Selected text =>

How does the resulting code work at all? With a case-sensitive filesystem, 
most of the files you're using don't have the expected names any more, and 
most systems will therefore not actually build or run.

I have to assume it's your strange tools, because we never have this 
problem at my work, where we also use Perforce. Perhaps it's that we 
always use "p4 integrate //some/project/version/... 
//some/other/project/version/..." which inherently preserves the case of 
all of the filenames within the project.

> As Perforce itself is case sensitive (like Git), using of such branches
> is a nightmare: the files get overwritten in checkout order which is
> not always sorted in predictable order. Combined with case-stupidity
> of the file system the working directories sometimes cause "interesting
> time" for unlucky users.
> Luckily (sadly) it is all-opening-in-a-wall shop, so the problem with "fanthom"
> files is rare (it is hard to notice) for most. Which actually makes it more
> frustrating when the real shit happens.
> 
> And it will happen to Git as well, especially if development go crossplatform.
> It is not that hard to accidentally rename a file on case-sensitive file system,
> "git add *" it and commit without thinking (that's how most of software
> development happens, come to think of it).

People can accidentally rename files? And still have things work when they 
do it on a case-sensitive filesystem?

The exercise =>
Please answer these questions about the message on filename case:
1. Which version control system does the writer say is also used at their work?
2. What does the writer say the "p4 integrate" command inherently preserves?
3. According to the quoted part, in what order do files get overwritten?

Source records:
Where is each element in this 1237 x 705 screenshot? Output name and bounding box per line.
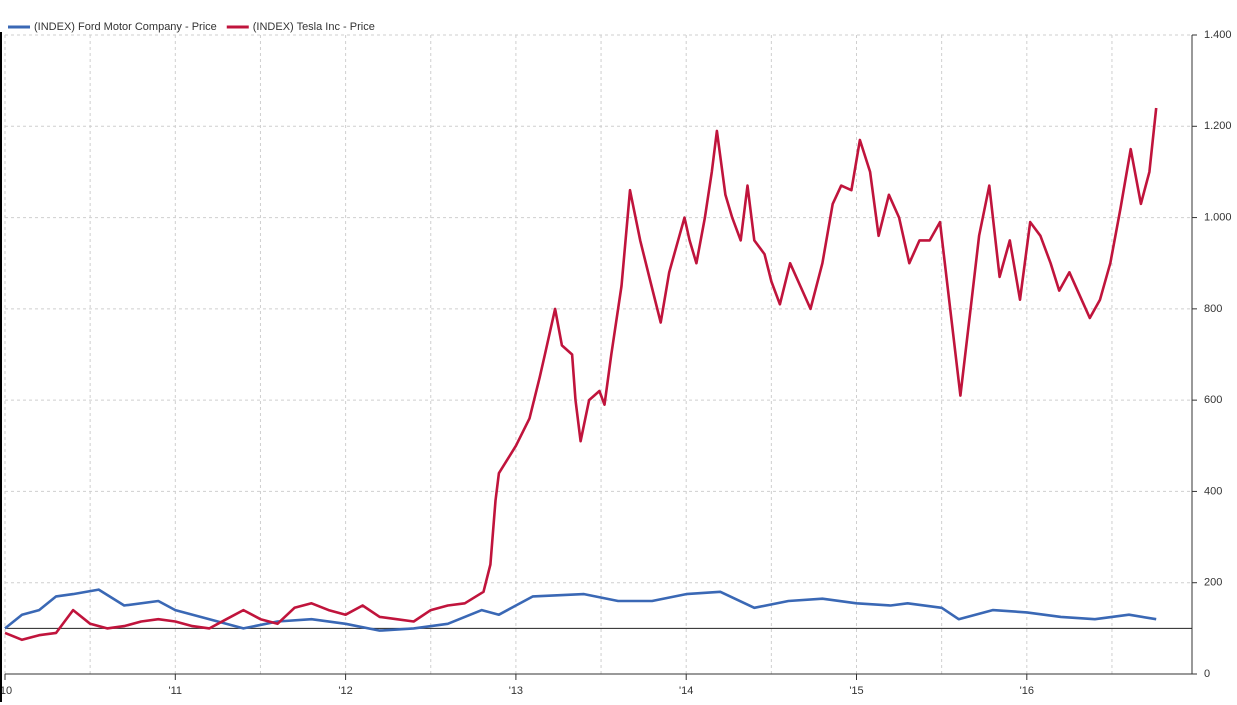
y-tick-label: 400 bbox=[1204, 485, 1222, 497]
y-tick-label: 800 bbox=[1204, 303, 1222, 315]
x-tick-label: '11 bbox=[169, 685, 183, 697]
legend-label: (INDEX) Ford Motor Company - Price bbox=[34, 21, 217, 33]
y-tick-label: 600 bbox=[1204, 394, 1222, 406]
x-tick-label: '16 bbox=[1020, 685, 1034, 697]
y-tick-label: 1.400 bbox=[1204, 29, 1232, 41]
plot-area bbox=[5, 35, 1192, 674]
y-tick-label: 1.200 bbox=[1204, 120, 1232, 132]
y-tick-label: 200 bbox=[1204, 577, 1222, 589]
legend-label: (INDEX) Tesla Inc - Price bbox=[253, 21, 375, 33]
x-tick-label: '15 bbox=[849, 685, 863, 697]
x-tick-label: '14 bbox=[679, 685, 693, 697]
y-tick-label: 1.000 bbox=[1204, 211, 1232, 223]
x-tick-label: '13 bbox=[509, 685, 523, 697]
x-tick-label: '10 bbox=[0, 685, 12, 697]
x-tick-label: '12 bbox=[338, 685, 352, 697]
y-tick-label: 0 bbox=[1204, 668, 1210, 680]
series-line bbox=[4, 107, 1158, 642]
series-line bbox=[4, 588, 1157, 632]
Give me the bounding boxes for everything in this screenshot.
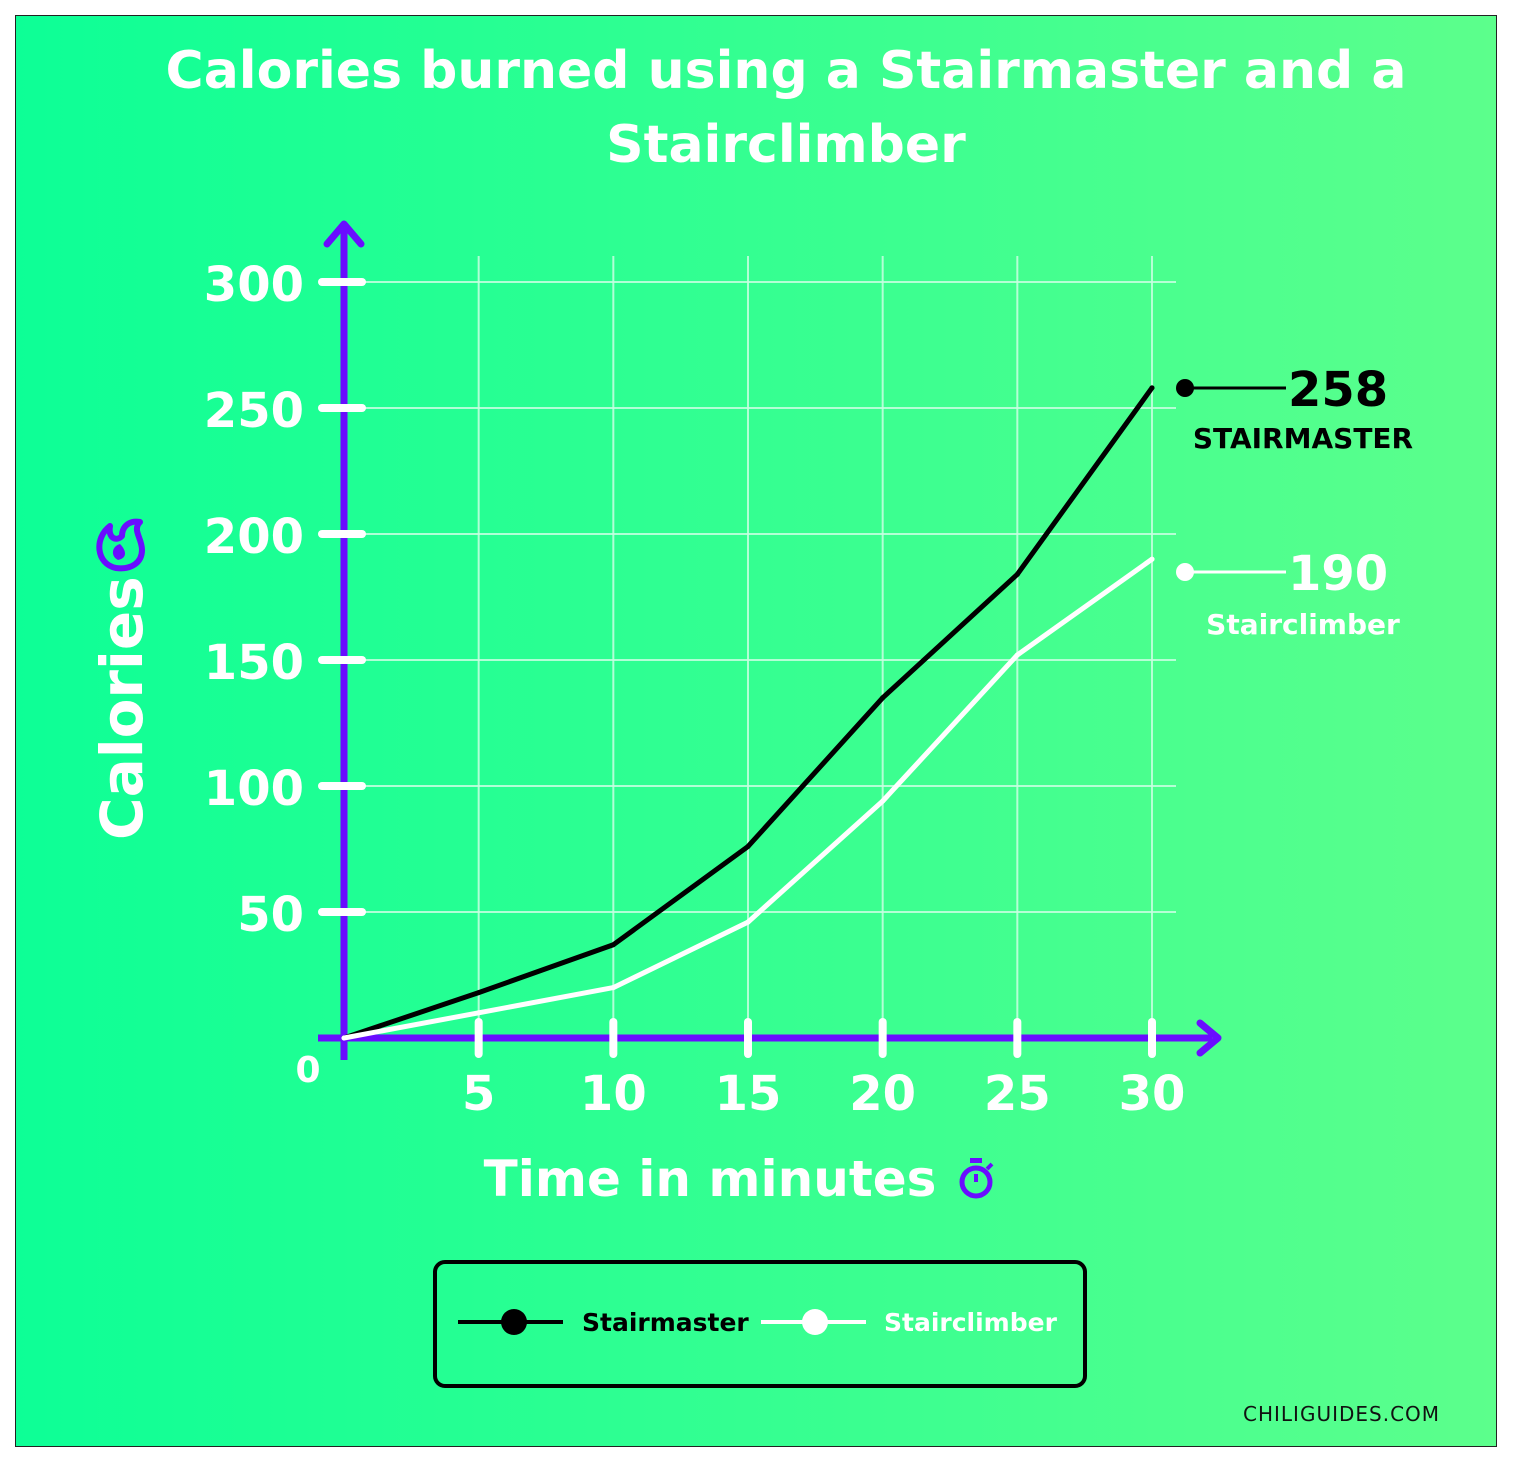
annotation-dot-stairclimber [1176, 563, 1194, 581]
legend-item-stairmaster: Stairmaster [458, 1308, 749, 1337]
x-tick-label-5: 5 [462, 1066, 495, 1122]
flame-icon [96, 518, 145, 572]
annotation-label-stairclimber: Stairclimber [1206, 608, 1400, 641]
series [341, 385, 1155, 1041]
y-axis-label: Calories [88, 576, 156, 840]
chart-background [16, 16, 1496, 1446]
x-tick-label-15: 15 [715, 1066, 782, 1122]
annotation-label-stairmaster: STAIRMASTER [1193, 422, 1413, 455]
chart-title: Calories burned using a Stairmaster and … [165, 41, 1407, 175]
data-point-stairclimber-25 [1014, 652, 1020, 658]
data-point-stairclimber-5 [476, 1010, 482, 1016]
data-point-stairclimber-15 [745, 919, 751, 925]
y-tick-label-250: 250 [204, 383, 304, 439]
origin-tick-label: 0 [295, 1050, 320, 1091]
chart-frame [15, 15, 1497, 1447]
annotation-value-stairclimber: 190 [1288, 546, 1388, 602]
y-tick-label-200: 200 [204, 509, 304, 565]
data-point-stairmaster-10 [610, 942, 616, 948]
x-axis-label: Time in minutes [484, 1150, 937, 1208]
y-tick-label-100: 100 [204, 761, 304, 817]
x-tick-label-20: 20 [849, 1066, 916, 1122]
legend-label-stairmaster: Stairmaster [582, 1308, 749, 1337]
annotation-dot-stairmaster [1176, 379, 1194, 397]
legend-box [433, 1260, 1087, 1388]
data-point-stairmaster-15 [745, 843, 751, 849]
axes [318, 220, 1222, 1060]
legend-item-stairclimber: Stairclimber [761, 1308, 1058, 1337]
data-point-stairmaster-30 [1149, 385, 1155, 391]
stopwatch-icon [959, 1158, 994, 1199]
x-axis-arrow [1196, 1019, 1222, 1057]
y-tick-label-50: 50 [237, 887, 304, 943]
data-point-stairclimber-10 [610, 985, 616, 991]
legend: Stairmaster Stairclimber [433, 1260, 1087, 1388]
x-tick-label-25: 25 [984, 1066, 1051, 1122]
data-point-stairmaster-5 [476, 990, 482, 996]
legend-marker-stairclimber [802, 1309, 828, 1335]
data-point-stairclimber-20 [880, 798, 886, 804]
x-tick-label-30: 30 [1119, 1066, 1186, 1122]
grid [360, 256, 1176, 1030]
annotation-value-stairmaster: 258 [1288, 362, 1388, 418]
y-axis-arrow [323, 220, 365, 248]
data-point-stairmaster-20 [880, 695, 886, 701]
source-credit: CHILIGUIDES.COM [1243, 1402, 1441, 1426]
data-point-stairclimber-0 [341, 1035, 347, 1041]
data-point-stairclimber-30 [1149, 556, 1155, 562]
legend-label-stairclimber: Stairclimber [884, 1308, 1058, 1337]
x-tick-label-10: 10 [580, 1066, 647, 1122]
end-annotations: 258 STAIRMASTER 190 Stairclimber [1176, 362, 1413, 641]
y-tick-label-300: 300 [204, 257, 304, 313]
legend-marker-stairmaster [501, 1309, 527, 1335]
data-point-stairmaster-25 [1014, 571, 1020, 577]
y-tick-label-150: 150 [204, 635, 304, 691]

Reply =>
1. Perforce.
2. The case of all of the filenames within the project.
3. In checkout order, which is not always sorted in predictable order.